## Record list
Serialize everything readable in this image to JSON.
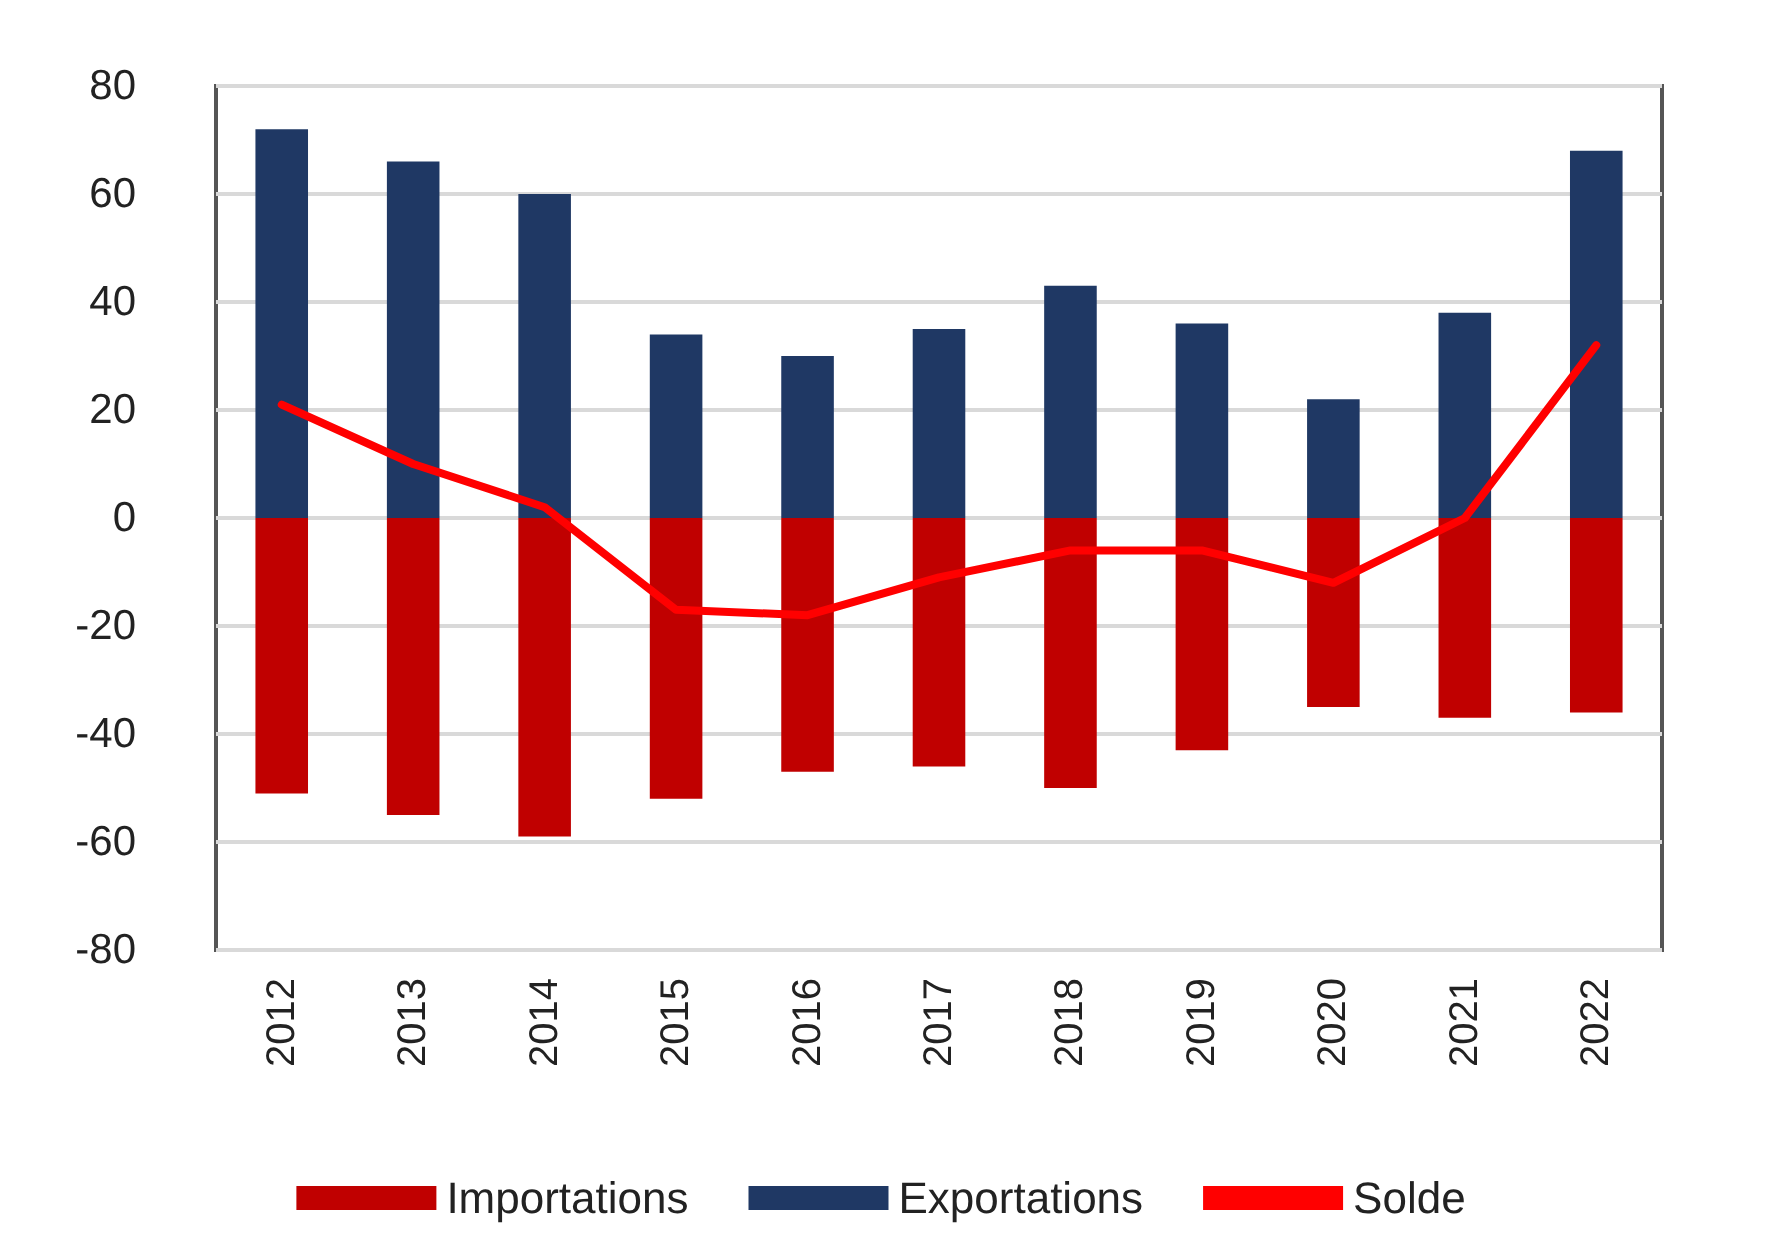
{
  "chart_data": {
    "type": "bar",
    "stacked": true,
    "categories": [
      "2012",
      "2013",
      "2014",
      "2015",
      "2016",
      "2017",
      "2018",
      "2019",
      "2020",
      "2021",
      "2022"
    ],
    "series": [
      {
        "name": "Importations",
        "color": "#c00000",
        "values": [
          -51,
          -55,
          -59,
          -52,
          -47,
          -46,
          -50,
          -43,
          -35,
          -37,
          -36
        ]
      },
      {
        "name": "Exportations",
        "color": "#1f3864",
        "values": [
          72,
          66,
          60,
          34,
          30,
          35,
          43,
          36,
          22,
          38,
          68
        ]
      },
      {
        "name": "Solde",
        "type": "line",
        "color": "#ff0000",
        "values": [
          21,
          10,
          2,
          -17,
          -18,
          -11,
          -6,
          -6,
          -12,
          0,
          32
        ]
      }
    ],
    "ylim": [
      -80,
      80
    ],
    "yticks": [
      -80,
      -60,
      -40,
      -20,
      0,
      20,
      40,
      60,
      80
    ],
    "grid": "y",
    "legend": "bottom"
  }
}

## Given task
Keep only those lines of the records that hold "color", and return them.

## Correct response
        "color": "#c00000",
        "color": "#1f3864",
        "color": "#ff0000",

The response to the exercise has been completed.